**What you are asked to do:** Quote the records below in full, exactly as given, with the images taken out.

**Task data:**
== == ==
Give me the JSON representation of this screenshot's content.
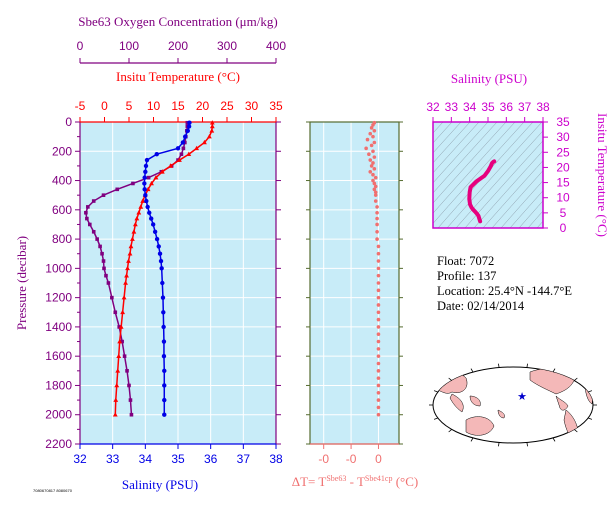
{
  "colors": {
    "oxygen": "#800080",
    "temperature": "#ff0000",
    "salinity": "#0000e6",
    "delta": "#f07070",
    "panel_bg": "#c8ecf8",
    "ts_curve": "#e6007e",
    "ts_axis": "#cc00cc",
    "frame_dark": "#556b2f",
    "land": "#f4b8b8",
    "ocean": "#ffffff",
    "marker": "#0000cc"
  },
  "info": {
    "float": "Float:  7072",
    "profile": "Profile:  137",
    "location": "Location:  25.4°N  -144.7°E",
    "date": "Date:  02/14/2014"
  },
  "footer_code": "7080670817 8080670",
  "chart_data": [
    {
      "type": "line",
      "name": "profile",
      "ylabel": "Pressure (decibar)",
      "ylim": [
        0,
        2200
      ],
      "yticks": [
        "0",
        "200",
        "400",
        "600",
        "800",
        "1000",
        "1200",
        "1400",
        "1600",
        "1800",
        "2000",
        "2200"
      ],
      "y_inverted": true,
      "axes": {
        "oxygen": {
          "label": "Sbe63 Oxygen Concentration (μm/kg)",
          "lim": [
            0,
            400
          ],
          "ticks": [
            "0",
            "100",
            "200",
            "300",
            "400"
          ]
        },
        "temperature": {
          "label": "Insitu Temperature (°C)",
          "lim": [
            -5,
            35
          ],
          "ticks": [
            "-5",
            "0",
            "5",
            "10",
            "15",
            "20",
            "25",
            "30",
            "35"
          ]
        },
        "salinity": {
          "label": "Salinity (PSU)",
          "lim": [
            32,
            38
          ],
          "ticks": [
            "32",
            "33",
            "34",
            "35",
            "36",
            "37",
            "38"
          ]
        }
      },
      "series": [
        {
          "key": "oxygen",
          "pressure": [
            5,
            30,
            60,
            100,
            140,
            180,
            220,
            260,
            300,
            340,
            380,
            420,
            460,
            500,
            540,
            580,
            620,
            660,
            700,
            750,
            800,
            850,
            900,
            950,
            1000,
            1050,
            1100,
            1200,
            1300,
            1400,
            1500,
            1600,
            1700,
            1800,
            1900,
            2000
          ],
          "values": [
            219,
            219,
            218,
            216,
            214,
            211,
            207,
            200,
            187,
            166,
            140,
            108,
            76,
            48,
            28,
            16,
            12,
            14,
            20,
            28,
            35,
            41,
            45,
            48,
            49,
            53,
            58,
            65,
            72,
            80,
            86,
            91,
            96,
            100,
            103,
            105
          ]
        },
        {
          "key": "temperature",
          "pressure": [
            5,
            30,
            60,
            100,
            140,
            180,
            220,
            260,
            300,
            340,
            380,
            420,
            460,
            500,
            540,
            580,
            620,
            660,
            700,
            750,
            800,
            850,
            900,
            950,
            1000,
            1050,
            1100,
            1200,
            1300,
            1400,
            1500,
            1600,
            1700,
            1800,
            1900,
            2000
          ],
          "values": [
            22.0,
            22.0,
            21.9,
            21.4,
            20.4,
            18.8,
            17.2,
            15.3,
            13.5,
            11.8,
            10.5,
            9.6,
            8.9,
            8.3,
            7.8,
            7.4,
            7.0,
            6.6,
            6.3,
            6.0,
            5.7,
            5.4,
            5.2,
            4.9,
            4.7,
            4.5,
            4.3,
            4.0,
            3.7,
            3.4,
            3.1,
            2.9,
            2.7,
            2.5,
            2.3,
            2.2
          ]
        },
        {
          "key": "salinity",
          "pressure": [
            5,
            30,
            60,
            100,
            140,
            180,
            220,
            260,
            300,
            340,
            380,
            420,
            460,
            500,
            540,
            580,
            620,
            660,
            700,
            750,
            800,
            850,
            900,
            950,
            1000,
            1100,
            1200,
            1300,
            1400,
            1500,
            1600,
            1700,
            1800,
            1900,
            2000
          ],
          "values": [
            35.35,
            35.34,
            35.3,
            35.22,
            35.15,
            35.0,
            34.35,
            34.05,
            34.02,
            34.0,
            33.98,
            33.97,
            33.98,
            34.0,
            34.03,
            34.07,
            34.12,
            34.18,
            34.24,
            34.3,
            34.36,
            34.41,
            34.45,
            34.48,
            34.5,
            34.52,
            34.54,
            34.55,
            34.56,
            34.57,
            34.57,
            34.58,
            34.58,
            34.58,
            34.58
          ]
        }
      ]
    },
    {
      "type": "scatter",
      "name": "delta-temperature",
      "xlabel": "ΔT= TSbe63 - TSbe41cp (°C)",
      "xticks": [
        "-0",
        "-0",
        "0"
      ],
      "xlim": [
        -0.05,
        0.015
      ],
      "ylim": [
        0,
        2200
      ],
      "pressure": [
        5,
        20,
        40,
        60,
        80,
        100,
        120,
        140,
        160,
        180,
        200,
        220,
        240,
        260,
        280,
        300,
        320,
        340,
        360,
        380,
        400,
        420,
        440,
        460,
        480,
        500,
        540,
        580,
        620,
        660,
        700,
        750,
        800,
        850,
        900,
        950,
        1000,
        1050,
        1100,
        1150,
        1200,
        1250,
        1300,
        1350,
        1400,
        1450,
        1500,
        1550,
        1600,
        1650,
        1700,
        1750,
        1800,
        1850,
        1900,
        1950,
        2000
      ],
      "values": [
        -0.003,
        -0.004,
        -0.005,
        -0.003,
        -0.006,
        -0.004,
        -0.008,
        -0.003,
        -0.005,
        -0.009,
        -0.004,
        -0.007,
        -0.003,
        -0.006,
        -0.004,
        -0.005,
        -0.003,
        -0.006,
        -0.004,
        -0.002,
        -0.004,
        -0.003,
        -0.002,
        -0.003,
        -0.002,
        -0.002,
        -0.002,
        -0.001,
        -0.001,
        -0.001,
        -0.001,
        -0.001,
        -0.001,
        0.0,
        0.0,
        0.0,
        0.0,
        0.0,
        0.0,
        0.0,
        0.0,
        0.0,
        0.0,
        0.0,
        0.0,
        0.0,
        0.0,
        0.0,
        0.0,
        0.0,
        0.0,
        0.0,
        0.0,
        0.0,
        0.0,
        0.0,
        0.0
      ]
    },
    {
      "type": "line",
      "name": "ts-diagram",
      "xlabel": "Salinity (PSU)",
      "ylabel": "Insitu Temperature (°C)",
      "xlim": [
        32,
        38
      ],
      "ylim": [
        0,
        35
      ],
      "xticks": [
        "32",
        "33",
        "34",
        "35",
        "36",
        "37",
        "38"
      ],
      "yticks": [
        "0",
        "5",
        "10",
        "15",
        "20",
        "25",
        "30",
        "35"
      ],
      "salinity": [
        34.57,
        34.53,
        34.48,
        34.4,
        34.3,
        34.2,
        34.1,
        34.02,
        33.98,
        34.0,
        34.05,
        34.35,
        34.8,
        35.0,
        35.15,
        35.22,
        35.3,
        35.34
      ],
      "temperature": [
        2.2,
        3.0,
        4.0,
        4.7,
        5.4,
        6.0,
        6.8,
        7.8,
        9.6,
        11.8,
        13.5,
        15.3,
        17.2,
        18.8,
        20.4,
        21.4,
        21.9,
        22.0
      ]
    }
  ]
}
== == ==
**Solved exercise:**
Give me the JSON representation of this screenshot's content.
{
  "colors": {
    "oxygen": "#800080",
    "temperature": "#ff0000",
    "salinity": "#0000e6",
    "delta": "#f07070",
    "panel_bg": "#c8ecf8",
    "ts_curve": "#e6007e",
    "ts_axis": "#cc00cc",
    "frame_dark": "#556b2f",
    "land": "#f4b8b8",
    "ocean": "#ffffff",
    "marker": "#0000cc"
  },
  "info": {
    "float": "Float:  7072",
    "profile": "Profile:  137",
    "location": "Location:  25.4°N  -144.7°E",
    "date": "Date:  02/14/2014"
  },
  "footer_code": "7080670817 8080670",
  "chart_data": [
    {
      "type": "line",
      "name": "profile",
      "ylabel": "Pressure (decibar)",
      "ylim": [
        0,
        2200
      ],
      "yticks": [
        "0",
        "200",
        "400",
        "600",
        "800",
        "1000",
        "1200",
        "1400",
        "1600",
        "1800",
        "2000",
        "2200"
      ],
      "y_inverted": true,
      "axes": {
        "oxygen": {
          "label": "Sbe63 Oxygen Concentration (μm/kg)",
          "lim": [
            0,
            400
          ],
          "ticks": [
            "0",
            "100",
            "200",
            "300",
            "400"
          ]
        },
        "temperature": {
          "label": "Insitu Temperature (°C)",
          "lim": [
            -5,
            35
          ],
          "ticks": [
            "-5",
            "0",
            "5",
            "10",
            "15",
            "20",
            "25",
            "30",
            "35"
          ]
        },
        "salinity": {
          "label": "Salinity (PSU)",
          "lim": [
            32,
            38
          ],
          "ticks": [
            "32",
            "33",
            "34",
            "35",
            "36",
            "37",
            "38"
          ]
        }
      },
      "series": [
        {
          "key": "oxygen",
          "pressure": [
            5,
            30,
            60,
            100,
            140,
            180,
            220,
            260,
            300,
            340,
            380,
            420,
            460,
            500,
            540,
            580,
            620,
            660,
            700,
            750,
            800,
            850,
            900,
            950,
            1000,
            1050,
            1100,
            1200,
            1300,
            1400,
            1500,
            1600,
            1700,
            1800,
            1900,
            2000
          ],
          "values": [
            219,
            219,
            218,
            216,
            214,
            211,
            207,
            200,
            187,
            166,
            140,
            108,
            76,
            48,
            28,
            16,
            12,
            14,
            20,
            28,
            35,
            41,
            45,
            48,
            49,
            53,
            58,
            65,
            72,
            80,
            86,
            91,
            96,
            100,
            103,
            105
          ]
        },
        {
          "key": "temperature",
          "pressure": [
            5,
            30,
            60,
            100,
            140,
            180,
            220,
            260,
            300,
            340,
            380,
            420,
            460,
            500,
            540,
            580,
            620,
            660,
            700,
            750,
            800,
            850,
            900,
            950,
            1000,
            1050,
            1100,
            1200,
            1300,
            1400,
            1500,
            1600,
            1700,
            1800,
            1900,
            2000
          ],
          "values": [
            22.0,
            22.0,
            21.9,
            21.4,
            20.4,
            18.8,
            17.2,
            15.3,
            13.5,
            11.8,
            10.5,
            9.6,
            8.9,
            8.3,
            7.8,
            7.4,
            7.0,
            6.6,
            6.3,
            6.0,
            5.7,
            5.4,
            5.2,
            4.9,
            4.7,
            4.5,
            4.3,
            4.0,
            3.7,
            3.4,
            3.1,
            2.9,
            2.7,
            2.5,
            2.3,
            2.2
          ]
        },
        {
          "key": "salinity",
          "pressure": [
            5,
            30,
            60,
            100,
            140,
            180,
            220,
            260,
            300,
            340,
            380,
            420,
            460,
            500,
            540,
            580,
            620,
            660,
            700,
            750,
            800,
            850,
            900,
            950,
            1000,
            1100,
            1200,
            1300,
            1400,
            1500,
            1600,
            1700,
            1800,
            1900,
            2000
          ],
          "values": [
            35.35,
            35.34,
            35.3,
            35.22,
            35.15,
            35.0,
            34.35,
            34.05,
            34.02,
            34.0,
            33.98,
            33.97,
            33.98,
            34.0,
            34.03,
            34.07,
            34.12,
            34.18,
            34.24,
            34.3,
            34.36,
            34.41,
            34.45,
            34.48,
            34.5,
            34.52,
            34.54,
            34.55,
            34.56,
            34.57,
            34.57,
            34.58,
            34.58,
            34.58,
            34.58
          ]
        }
      ]
    },
    {
      "type": "scatter",
      "name": "delta-temperature",
      "xlabel": "ΔT= TSbe63 - TSbe41cp (°C)",
      "xticks": [
        "-0",
        "-0",
        "0"
      ],
      "xlim": [
        -0.05,
        0.015
      ],
      "ylim": [
        0,
        2200
      ],
      "pressure": [
        5,
        20,
        40,
        60,
        80,
        100,
        120,
        140,
        160,
        180,
        200,
        220,
        240,
        260,
        280,
        300,
        320,
        340,
        360,
        380,
        400,
        420,
        440,
        460,
        480,
        500,
        540,
        580,
        620,
        660,
        700,
        750,
        800,
        850,
        900,
        950,
        1000,
        1050,
        1100,
        1150,
        1200,
        1250,
        1300,
        1350,
        1400,
        1450,
        1500,
        1550,
        1600,
        1650,
        1700,
        1750,
        1800,
        1850,
        1900,
        1950,
        2000
      ],
      "values": [
        -0.003,
        -0.004,
        -0.005,
        -0.003,
        -0.006,
        -0.004,
        -0.008,
        -0.003,
        -0.005,
        -0.009,
        -0.004,
        -0.007,
        -0.003,
        -0.006,
        -0.004,
        -0.005,
        -0.003,
        -0.006,
        -0.004,
        -0.002,
        -0.004,
        -0.003,
        -0.002,
        -0.003,
        -0.002,
        -0.002,
        -0.002,
        -0.001,
        -0.001,
        -0.001,
        -0.001,
        -0.001,
        -0.001,
        0.0,
        0.0,
        0.0,
        0.0,
        0.0,
        0.0,
        0.0,
        0.0,
        0.0,
        0.0,
        0.0,
        0.0,
        0.0,
        0.0,
        0.0,
        0.0,
        0.0,
        0.0,
        0.0,
        0.0,
        0.0,
        0.0,
        0.0,
        0.0
      ]
    },
    {
      "type": "line",
      "name": "ts-diagram",
      "xlabel": "Salinity (PSU)",
      "ylabel": "Insitu Temperature (°C)",
      "xlim": [
        32,
        38
      ],
      "ylim": [
        0,
        35
      ],
      "xticks": [
        "32",
        "33",
        "34",
        "35",
        "36",
        "37",
        "38"
      ],
      "yticks": [
        "0",
        "5",
        "10",
        "15",
        "20",
        "25",
        "30",
        "35"
      ],
      "salinity": [
        34.57,
        34.53,
        34.48,
        34.4,
        34.3,
        34.2,
        34.1,
        34.02,
        33.98,
        34.0,
        34.05,
        34.35,
        34.8,
        35.0,
        35.15,
        35.22,
        35.3,
        35.34
      ],
      "temperature": [
        2.2,
        3.0,
        4.0,
        4.7,
        5.4,
        6.0,
        6.8,
        7.8,
        9.6,
        11.8,
        13.5,
        15.3,
        17.2,
        18.8,
        20.4,
        21.4,
        21.9,
        22.0
      ]
    }
  ]
}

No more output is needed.